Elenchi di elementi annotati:

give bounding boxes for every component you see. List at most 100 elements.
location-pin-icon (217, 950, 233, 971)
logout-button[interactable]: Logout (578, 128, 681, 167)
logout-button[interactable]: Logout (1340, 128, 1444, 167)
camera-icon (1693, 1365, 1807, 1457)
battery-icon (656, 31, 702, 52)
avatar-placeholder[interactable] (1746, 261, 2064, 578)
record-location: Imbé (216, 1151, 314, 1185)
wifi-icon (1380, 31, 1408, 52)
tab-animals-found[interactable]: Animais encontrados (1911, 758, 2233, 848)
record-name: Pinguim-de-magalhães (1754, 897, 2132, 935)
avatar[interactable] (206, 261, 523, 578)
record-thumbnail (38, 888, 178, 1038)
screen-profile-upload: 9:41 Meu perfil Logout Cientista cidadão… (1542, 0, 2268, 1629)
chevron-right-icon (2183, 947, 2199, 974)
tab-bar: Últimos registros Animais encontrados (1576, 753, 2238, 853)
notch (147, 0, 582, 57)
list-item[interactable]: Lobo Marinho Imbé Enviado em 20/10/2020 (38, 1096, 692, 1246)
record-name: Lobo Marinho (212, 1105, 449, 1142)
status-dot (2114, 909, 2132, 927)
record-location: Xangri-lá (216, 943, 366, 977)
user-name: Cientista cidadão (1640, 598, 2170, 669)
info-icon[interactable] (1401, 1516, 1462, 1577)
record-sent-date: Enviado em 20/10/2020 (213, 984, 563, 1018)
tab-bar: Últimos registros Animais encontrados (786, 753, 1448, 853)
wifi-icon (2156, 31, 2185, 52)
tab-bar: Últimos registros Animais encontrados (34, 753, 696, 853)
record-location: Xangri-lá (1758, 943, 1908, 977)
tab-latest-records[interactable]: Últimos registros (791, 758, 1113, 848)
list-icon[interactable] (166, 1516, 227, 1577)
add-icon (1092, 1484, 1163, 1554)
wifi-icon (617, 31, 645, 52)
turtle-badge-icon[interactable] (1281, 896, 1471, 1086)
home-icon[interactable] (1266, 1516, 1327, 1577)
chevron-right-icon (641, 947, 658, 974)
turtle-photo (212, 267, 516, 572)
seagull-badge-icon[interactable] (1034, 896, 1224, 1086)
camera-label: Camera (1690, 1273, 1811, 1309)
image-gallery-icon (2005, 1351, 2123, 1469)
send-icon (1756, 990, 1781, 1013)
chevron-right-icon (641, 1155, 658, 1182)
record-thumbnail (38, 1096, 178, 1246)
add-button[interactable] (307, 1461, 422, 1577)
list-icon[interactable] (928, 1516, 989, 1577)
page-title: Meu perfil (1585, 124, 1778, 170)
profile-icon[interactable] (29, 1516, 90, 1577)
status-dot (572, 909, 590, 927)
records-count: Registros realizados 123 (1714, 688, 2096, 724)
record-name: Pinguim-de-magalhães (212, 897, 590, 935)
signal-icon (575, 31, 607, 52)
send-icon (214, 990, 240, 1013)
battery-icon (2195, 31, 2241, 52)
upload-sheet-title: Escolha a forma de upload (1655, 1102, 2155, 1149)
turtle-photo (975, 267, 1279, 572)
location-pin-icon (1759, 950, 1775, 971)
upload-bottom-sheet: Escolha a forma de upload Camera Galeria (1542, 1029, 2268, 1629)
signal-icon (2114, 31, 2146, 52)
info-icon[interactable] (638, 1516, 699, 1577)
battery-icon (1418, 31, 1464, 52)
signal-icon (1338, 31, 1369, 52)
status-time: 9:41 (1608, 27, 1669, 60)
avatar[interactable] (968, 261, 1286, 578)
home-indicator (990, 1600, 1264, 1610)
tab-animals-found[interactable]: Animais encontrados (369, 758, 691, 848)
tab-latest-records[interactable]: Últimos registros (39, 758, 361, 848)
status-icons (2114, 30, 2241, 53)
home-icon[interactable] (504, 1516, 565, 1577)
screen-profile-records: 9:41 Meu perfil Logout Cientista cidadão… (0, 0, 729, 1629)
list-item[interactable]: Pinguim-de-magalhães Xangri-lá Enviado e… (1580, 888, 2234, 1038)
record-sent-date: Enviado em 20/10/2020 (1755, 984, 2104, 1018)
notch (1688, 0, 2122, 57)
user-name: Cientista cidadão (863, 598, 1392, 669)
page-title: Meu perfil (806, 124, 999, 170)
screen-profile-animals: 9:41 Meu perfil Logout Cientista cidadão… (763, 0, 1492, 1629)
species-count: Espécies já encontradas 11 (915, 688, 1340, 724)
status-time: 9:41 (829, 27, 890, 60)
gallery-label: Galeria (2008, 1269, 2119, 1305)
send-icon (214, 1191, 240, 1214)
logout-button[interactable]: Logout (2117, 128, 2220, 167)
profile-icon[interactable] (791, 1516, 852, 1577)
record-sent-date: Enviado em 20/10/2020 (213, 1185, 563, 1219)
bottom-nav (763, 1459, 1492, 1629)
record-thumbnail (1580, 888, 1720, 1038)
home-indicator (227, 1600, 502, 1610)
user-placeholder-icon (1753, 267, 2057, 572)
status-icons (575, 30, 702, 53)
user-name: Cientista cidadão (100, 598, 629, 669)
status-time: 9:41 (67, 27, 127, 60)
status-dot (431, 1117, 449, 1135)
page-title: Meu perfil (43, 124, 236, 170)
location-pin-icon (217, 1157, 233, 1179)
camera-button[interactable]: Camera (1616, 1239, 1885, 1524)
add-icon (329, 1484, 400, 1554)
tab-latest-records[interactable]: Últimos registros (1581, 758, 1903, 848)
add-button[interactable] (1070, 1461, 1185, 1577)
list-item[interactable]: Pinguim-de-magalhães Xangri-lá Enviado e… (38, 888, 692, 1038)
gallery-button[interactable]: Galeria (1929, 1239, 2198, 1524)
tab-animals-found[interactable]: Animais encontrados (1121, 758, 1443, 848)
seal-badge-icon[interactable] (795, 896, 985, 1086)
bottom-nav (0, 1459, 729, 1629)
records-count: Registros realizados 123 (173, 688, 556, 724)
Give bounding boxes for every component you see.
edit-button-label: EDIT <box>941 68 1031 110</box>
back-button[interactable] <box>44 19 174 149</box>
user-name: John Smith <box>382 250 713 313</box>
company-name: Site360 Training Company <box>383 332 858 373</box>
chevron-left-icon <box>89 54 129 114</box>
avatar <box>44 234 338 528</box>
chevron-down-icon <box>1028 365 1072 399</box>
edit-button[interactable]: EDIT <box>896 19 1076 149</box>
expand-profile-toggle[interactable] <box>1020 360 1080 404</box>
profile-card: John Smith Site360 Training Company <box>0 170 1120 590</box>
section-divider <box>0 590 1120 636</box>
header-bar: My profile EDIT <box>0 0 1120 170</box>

## Lavoro richiesto
Riporta di nuovo queste righe senza alcuna modifica, per tutti i record.

## Risultato del compito
give bounding boxes for every component you see. List at most 100 elements.
location-pin-icon (217, 950, 233, 971)
logout-button[interactable]: Logout (578, 128, 681, 167)
logout-button[interactable]: Logout (1340, 128, 1444, 167)
camera-icon (1693, 1365, 1807, 1457)
battery-icon (656, 31, 702, 52)
avatar-placeholder[interactable] (1746, 261, 2064, 578)
record-location: Imbé (216, 1151, 314, 1185)
wifi-icon (1380, 31, 1408, 52)
tab-animals-found[interactable]: Animais encontrados (1911, 758, 2233, 848)
record-name: Pinguim-de-magalhães (1754, 897, 2132, 935)
avatar[interactable] (206, 261, 523, 578)
record-thumbnail (38, 888, 178, 1038)
screen-profile-upload: 9:41 Meu perfil Logout Cientista cidadão… (1542, 0, 2268, 1629)
chevron-right-icon (2183, 947, 2199, 974)
tab-bar: Últimos registros Animais encontrados (1576, 753, 2238, 853)
notch (147, 0, 582, 57)
list-item[interactable]: Lobo Marinho Imbé Enviado em 20/10/2020 (38, 1096, 692, 1246)
record-name: Lobo Marinho (212, 1105, 449, 1142)
status-dot (2114, 909, 2132, 927)
record-location: Xangri-lá (216, 943, 366, 977)
user-name: Cientista cidadão (1640, 598, 2170, 669)
info-icon[interactable] (1401, 1516, 1462, 1577)
record-sent-date: Enviado em 20/10/2020 (213, 984, 563, 1018)
tab-bar: Últimos registros Animais encontrados (786, 753, 1448, 853)
wifi-icon (2156, 31, 2185, 52)
tab-bar: Últimos registros Animais encontrados (34, 753, 696, 853)
record-location: Xangri-lá (1758, 943, 1908, 977)
tab-latest-records[interactable]: Últimos registros (791, 758, 1113, 848)
list-icon[interactable] (166, 1516, 227, 1577)
add-icon (1092, 1484, 1163, 1554)
wifi-icon (617, 31, 645, 52)
turtle-badge-icon[interactable] (1281, 896, 1471, 1086)
home-icon[interactable] (1266, 1516, 1327, 1577)
chevron-right-icon (641, 947, 658, 974)
turtle-photo (212, 267, 516, 572)
seagull-badge-icon[interactable] (1034, 896, 1224, 1086)
camera-label: Camera (1690, 1273, 1811, 1309)
image-gallery-icon (2005, 1351, 2123, 1469)
send-icon (1756, 990, 1781, 1013)
chevron-right-icon (641, 1155, 658, 1182)
record-thumbnail (38, 1096, 178, 1246)
add-button[interactable] (307, 1461, 422, 1577)
list-icon[interactable] (928, 1516, 989, 1577)
page-title: Meu perfil (1585, 124, 1778, 170)
profile-icon[interactable] (29, 1516, 90, 1577)
status-dot (572, 909, 590, 927)
records-count: Registros realizados 123 (1714, 688, 2096, 724)
record-name: Pinguim-de-magalhães (212, 897, 590, 935)
signal-icon (575, 31, 607, 52)
send-icon (214, 990, 240, 1013)
battery-icon (2195, 31, 2241, 52)
upload-sheet-title: Escolha a forma de upload (1655, 1102, 2155, 1149)
turtle-photo (975, 267, 1279, 572)
location-pin-icon (1759, 950, 1775, 971)
upload-bottom-sheet: Escolha a forma de upload Camera Galeria (1542, 1029, 2268, 1629)
signal-icon (2114, 31, 2146, 52)
info-icon[interactable] (638, 1516, 699, 1577)
battery-icon (1418, 31, 1464, 52)
signal-icon (1338, 31, 1369, 52)
status-time: 9:41 (1608, 27, 1669, 60)
avatar[interactable] (968, 261, 1286, 578)
home-indicator (990, 1600, 1264, 1610)
tab-animals-found[interactable]: Animais encontrados (369, 758, 691, 848)
tab-latest-records[interactable]: Últimos registros (39, 758, 361, 848)
status-icons (2114, 30, 2241, 53)
home-icon[interactable] (504, 1516, 565, 1577)
screen-profile-records: 9:41 Meu perfil Logout Cientista cidadão… (0, 0, 729, 1629)
list-item[interactable]: Pinguim-de-magalhães Xangri-lá Enviado e… (1580, 888, 2234, 1038)
record-sent-date: Enviado em 20/10/2020 (1755, 984, 2104, 1018)
notch (1688, 0, 2122, 57)
user-name: Cientista cidadão (863, 598, 1392, 669)
page-title: Meu perfil (806, 124, 999, 170)
screen-profile-animals: 9:41 Meu perfil Logout Cientista cidadão… (763, 0, 1492, 1629)
species-count: Espécies já encontradas 11 (915, 688, 1340, 724)
status-time: 9:41 (829, 27, 890, 60)
gallery-label: Galeria (2008, 1269, 2119, 1305)
send-icon (214, 1191, 240, 1214)
logout-button[interactable]: Logout (2117, 128, 2220, 167)
profile-icon[interactable] (791, 1516, 852, 1577)
record-sent-date: Enviado em 20/10/2020 (213, 1185, 563, 1219)
bottom-nav (763, 1459, 1492, 1629)
record-thumbnail (1580, 888, 1720, 1038)
home-indicator (227, 1600, 502, 1610)
user-placeholder-icon (1753, 267, 2057, 572)
status-icons (575, 30, 702, 53)
user-name: Cientista cidadão (100, 598, 629, 669)
status-time: 9:41 (67, 27, 127, 60)
status-dot (431, 1117, 449, 1135)
page-title: Meu perfil (43, 124, 236, 170)
location-pin-icon (217, 1157, 233, 1179)
camera-button[interactable]: Camera (1616, 1239, 1885, 1524)
add-icon (329, 1484, 400, 1554)
tab-latest-records[interactable]: Últimos registros (1581, 758, 1903, 848)
add-button[interactable] (1070, 1461, 1185, 1577)
list-item[interactable]: Pinguim-de-magalhães Xangri-lá Enviado e… (38, 888, 692, 1038)
gallery-button[interactable]: Galeria (1929, 1239, 2198, 1524)
tab-animals-found[interactable]: Animais encontrados (1121, 758, 1443, 848)
seal-badge-icon[interactable] (795, 896, 985, 1086)
bottom-nav (0, 1459, 729, 1629)
records-count: Registros realizados 123 (173, 688, 556, 724)
Give bounding boxes for every component you see.
edit-button-label: EDIT <box>941 68 1031 110</box>
back-button[interactable] <box>44 19 174 149</box>
user-name: John Smith <box>382 250 713 313</box>
company-name: Site360 Training Company <box>383 332 858 373</box>
chevron-left-icon <box>89 54 129 114</box>
avatar <box>44 234 338 528</box>
chevron-down-icon <box>1028 365 1072 399</box>
edit-button[interactable]: EDIT <box>896 19 1076 149</box>
expand-profile-toggle[interactable] <box>1020 360 1080 404</box>
profile-card: John Smith Site360 Training Company <box>0 170 1120 590</box>
section-divider <box>0 590 1120 636</box>
header-bar: My profile EDIT <box>0 0 1120 170</box>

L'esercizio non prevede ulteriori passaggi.